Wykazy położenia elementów
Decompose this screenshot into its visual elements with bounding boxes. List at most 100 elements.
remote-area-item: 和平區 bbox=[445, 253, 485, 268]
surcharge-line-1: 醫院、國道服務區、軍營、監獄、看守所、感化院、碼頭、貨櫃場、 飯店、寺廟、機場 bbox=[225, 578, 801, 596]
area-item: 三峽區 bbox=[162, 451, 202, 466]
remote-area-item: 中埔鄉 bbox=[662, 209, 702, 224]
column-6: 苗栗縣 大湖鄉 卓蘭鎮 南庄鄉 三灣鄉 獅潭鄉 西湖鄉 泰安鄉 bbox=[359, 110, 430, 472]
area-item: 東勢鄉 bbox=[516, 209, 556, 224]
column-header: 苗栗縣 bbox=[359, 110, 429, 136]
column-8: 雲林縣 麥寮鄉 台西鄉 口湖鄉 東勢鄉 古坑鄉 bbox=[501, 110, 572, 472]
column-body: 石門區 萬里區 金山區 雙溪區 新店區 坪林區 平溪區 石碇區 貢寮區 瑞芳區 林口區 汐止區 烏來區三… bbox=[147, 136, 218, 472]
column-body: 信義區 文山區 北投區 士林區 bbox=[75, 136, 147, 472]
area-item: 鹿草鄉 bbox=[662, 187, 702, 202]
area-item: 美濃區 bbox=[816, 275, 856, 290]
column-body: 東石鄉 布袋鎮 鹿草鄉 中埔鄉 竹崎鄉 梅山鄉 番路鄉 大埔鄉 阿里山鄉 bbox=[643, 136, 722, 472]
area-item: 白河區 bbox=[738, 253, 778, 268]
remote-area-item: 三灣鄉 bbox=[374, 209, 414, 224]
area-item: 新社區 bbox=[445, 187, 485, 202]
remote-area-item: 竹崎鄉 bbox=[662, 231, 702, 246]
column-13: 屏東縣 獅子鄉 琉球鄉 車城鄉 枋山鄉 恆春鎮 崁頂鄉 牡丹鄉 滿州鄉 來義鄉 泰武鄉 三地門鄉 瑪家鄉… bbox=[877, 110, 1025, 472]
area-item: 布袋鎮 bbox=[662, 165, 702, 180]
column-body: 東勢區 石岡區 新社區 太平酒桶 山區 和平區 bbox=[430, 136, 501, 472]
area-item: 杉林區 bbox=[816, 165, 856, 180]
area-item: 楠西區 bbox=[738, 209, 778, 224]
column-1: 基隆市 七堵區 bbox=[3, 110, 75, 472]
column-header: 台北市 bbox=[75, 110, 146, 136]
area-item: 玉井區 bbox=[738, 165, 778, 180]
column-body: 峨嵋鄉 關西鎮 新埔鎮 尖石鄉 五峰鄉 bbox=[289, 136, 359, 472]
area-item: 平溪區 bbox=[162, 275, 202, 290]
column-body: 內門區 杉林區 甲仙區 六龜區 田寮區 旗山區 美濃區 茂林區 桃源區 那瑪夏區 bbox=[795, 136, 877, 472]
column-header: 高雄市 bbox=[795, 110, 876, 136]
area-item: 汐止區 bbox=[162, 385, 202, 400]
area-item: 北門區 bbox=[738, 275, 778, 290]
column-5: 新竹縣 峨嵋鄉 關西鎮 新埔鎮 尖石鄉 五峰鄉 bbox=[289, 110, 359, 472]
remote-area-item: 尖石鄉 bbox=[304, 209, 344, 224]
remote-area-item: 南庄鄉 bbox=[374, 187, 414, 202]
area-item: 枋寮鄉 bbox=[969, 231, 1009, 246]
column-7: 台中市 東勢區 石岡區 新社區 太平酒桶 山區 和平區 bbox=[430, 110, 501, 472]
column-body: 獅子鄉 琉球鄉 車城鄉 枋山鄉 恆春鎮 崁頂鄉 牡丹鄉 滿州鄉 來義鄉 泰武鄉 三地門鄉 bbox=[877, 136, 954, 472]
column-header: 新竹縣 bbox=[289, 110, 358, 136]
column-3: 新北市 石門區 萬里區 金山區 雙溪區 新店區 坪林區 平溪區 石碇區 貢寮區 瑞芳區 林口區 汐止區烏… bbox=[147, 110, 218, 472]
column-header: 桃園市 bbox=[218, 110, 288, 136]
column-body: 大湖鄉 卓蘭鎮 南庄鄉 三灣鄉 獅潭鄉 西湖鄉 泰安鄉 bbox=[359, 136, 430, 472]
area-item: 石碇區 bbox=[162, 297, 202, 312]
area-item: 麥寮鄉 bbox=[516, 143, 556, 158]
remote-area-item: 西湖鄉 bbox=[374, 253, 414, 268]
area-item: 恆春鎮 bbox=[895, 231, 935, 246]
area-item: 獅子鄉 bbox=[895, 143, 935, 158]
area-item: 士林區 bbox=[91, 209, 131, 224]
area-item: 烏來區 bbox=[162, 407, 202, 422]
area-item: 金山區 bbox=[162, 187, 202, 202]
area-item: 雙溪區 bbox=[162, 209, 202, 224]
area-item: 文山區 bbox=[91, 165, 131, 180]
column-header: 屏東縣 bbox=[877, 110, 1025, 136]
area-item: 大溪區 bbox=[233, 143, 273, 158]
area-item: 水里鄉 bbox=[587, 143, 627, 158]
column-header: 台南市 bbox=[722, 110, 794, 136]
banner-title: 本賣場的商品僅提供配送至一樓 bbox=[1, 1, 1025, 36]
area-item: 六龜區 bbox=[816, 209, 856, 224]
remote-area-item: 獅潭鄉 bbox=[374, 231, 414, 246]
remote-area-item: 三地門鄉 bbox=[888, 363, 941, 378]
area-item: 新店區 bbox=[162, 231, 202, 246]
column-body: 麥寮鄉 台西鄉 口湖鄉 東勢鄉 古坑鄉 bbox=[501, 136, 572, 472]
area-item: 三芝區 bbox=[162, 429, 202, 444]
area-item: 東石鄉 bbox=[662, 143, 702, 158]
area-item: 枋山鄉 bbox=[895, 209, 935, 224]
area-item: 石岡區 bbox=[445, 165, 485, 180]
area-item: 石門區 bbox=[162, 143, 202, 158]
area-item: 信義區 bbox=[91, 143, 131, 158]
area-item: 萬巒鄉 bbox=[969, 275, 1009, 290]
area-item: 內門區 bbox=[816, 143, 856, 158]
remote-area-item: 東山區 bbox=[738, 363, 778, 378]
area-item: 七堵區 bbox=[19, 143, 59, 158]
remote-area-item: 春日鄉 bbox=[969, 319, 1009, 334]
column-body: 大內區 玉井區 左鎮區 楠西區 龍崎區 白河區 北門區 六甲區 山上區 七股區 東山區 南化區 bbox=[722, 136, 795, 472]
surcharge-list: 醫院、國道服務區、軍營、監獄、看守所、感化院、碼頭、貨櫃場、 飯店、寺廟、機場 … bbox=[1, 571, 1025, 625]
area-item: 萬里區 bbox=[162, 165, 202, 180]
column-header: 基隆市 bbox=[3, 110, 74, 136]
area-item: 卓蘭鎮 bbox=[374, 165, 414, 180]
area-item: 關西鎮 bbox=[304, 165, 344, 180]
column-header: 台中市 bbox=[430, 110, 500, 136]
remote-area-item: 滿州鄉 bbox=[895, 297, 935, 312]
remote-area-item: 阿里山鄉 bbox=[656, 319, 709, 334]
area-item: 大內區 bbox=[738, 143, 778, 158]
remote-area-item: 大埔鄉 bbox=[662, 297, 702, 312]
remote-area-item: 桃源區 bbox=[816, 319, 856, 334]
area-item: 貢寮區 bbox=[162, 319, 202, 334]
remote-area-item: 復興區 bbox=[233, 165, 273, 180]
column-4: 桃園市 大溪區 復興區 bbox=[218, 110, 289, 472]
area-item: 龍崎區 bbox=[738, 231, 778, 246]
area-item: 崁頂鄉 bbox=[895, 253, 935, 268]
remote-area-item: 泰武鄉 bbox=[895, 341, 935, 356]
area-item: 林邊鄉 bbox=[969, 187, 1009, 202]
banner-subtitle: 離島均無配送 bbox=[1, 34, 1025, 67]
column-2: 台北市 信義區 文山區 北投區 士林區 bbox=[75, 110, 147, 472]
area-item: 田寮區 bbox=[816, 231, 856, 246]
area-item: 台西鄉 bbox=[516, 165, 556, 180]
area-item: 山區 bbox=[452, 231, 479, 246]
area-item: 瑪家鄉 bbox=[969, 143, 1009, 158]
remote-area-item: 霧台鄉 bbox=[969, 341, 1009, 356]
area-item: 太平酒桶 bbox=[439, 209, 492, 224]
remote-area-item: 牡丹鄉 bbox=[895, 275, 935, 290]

> [ZADANIE]: Powtórz dokładnie wiersze rekordów, zaczynając od pierwszego wiersza i kończąc na wierszu zawierającym „area-item: 東勢鄉 bbox=[516, 209, 556, 224]”, z uwzględnieniem obu tych wierszy.

> [ROZWIĄZANIE]:
Decompose this screenshot into its visual elements with bounding boxes. List at most 100 elements.
remote-area-item: 和平區 bbox=[445, 253, 485, 268]
surcharge-line-1: 醫院、國道服務區、軍營、監獄、看守所、感化院、碼頭、貨櫃場、 飯店、寺廟、機場 bbox=[225, 578, 801, 596]
area-item: 三峽區 bbox=[162, 451, 202, 466]
remote-area-item: 中埔鄉 bbox=[662, 209, 702, 224]
column-6: 苗栗縣 大湖鄉 卓蘭鎮 南庄鄉 三灣鄉 獅潭鄉 西湖鄉 泰安鄉 bbox=[359, 110, 430, 472]
area-item: 東勢鄉 bbox=[516, 209, 556, 224]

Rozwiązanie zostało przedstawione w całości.